[Work to complete] Copy each line of the entries that contains the word "this".
──────────
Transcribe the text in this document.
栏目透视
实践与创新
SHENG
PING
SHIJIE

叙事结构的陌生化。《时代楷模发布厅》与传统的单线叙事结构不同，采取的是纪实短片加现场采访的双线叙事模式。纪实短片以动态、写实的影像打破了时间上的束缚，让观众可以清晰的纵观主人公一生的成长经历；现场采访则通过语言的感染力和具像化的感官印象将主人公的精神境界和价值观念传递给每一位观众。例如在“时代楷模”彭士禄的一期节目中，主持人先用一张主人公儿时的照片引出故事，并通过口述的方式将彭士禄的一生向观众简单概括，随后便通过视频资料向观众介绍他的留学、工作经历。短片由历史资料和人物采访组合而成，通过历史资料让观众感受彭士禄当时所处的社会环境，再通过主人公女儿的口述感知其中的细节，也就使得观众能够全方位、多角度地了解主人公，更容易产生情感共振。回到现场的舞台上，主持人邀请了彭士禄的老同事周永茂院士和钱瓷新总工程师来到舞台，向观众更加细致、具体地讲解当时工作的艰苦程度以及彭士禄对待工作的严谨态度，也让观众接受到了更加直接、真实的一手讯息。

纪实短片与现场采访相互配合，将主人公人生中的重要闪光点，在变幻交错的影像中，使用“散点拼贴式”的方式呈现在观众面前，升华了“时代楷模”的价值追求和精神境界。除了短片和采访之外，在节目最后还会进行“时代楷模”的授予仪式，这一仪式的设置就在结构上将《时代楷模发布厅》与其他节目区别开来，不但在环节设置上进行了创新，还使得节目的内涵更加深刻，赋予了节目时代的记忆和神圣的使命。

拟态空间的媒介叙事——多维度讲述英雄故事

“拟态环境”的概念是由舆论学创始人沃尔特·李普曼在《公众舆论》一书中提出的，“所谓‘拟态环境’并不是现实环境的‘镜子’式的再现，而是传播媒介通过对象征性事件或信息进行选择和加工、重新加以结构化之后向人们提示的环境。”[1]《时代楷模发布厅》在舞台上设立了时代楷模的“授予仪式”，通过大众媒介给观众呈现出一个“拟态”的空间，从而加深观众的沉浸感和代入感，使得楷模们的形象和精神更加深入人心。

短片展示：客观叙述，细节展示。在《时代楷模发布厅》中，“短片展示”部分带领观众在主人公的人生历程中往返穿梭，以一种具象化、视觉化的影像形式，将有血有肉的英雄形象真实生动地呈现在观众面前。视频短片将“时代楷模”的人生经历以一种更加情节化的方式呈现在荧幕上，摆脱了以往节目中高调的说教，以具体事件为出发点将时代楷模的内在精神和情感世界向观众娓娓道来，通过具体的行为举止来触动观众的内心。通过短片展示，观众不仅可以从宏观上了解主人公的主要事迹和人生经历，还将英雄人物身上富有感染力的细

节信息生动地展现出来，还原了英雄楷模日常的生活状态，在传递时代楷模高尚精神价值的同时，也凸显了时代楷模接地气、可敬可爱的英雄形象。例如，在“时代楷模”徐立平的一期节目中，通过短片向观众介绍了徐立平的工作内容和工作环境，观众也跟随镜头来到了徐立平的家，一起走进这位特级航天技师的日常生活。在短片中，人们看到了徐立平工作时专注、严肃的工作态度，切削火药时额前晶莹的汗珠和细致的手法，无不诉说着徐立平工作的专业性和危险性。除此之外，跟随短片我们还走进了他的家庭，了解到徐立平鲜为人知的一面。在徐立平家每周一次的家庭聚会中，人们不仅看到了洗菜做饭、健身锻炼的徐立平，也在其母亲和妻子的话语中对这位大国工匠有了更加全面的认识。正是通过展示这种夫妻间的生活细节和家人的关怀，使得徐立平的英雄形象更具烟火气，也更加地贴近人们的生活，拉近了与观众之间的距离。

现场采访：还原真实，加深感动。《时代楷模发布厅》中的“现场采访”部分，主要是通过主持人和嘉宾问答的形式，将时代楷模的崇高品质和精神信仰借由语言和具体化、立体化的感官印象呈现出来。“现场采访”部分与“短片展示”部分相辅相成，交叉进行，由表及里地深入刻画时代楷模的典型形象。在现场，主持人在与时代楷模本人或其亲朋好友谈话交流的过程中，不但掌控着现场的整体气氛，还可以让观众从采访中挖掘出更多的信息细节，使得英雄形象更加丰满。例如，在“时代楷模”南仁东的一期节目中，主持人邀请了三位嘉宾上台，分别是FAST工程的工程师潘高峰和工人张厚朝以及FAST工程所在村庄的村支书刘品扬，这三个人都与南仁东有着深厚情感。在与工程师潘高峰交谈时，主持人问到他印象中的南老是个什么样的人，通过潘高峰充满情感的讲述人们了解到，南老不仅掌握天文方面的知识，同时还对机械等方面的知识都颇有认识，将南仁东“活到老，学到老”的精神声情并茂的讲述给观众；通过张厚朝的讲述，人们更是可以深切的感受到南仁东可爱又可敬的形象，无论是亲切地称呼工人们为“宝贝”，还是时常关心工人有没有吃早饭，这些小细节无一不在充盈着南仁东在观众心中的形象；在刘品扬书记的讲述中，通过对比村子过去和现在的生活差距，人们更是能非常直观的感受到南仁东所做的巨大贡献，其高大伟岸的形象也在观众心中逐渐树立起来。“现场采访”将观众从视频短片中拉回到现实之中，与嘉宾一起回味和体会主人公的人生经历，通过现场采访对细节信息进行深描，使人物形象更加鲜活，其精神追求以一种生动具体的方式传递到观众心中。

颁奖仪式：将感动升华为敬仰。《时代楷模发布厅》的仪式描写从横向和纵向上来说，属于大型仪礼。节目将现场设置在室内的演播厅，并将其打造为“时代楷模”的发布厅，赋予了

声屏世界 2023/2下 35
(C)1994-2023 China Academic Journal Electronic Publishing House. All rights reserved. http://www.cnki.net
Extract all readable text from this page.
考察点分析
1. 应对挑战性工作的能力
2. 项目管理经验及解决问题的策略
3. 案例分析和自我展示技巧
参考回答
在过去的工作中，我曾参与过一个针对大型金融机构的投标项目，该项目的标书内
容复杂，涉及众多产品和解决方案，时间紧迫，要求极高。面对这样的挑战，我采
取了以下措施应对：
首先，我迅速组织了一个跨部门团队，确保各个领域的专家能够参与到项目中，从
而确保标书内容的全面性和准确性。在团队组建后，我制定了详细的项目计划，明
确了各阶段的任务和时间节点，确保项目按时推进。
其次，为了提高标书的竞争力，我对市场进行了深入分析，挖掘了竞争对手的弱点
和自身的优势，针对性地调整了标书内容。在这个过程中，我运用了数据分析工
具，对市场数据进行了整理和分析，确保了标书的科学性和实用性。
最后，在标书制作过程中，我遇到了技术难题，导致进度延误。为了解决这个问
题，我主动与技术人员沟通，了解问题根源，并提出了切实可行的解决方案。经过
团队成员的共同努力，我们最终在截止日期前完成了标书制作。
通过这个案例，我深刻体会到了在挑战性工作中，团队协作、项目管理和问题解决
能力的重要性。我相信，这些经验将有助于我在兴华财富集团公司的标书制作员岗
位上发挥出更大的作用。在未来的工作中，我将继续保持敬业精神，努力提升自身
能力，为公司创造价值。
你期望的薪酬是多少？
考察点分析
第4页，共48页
──────────
[Solved exercise]
Transcribe the text in this document.
Extract all readable text from this page.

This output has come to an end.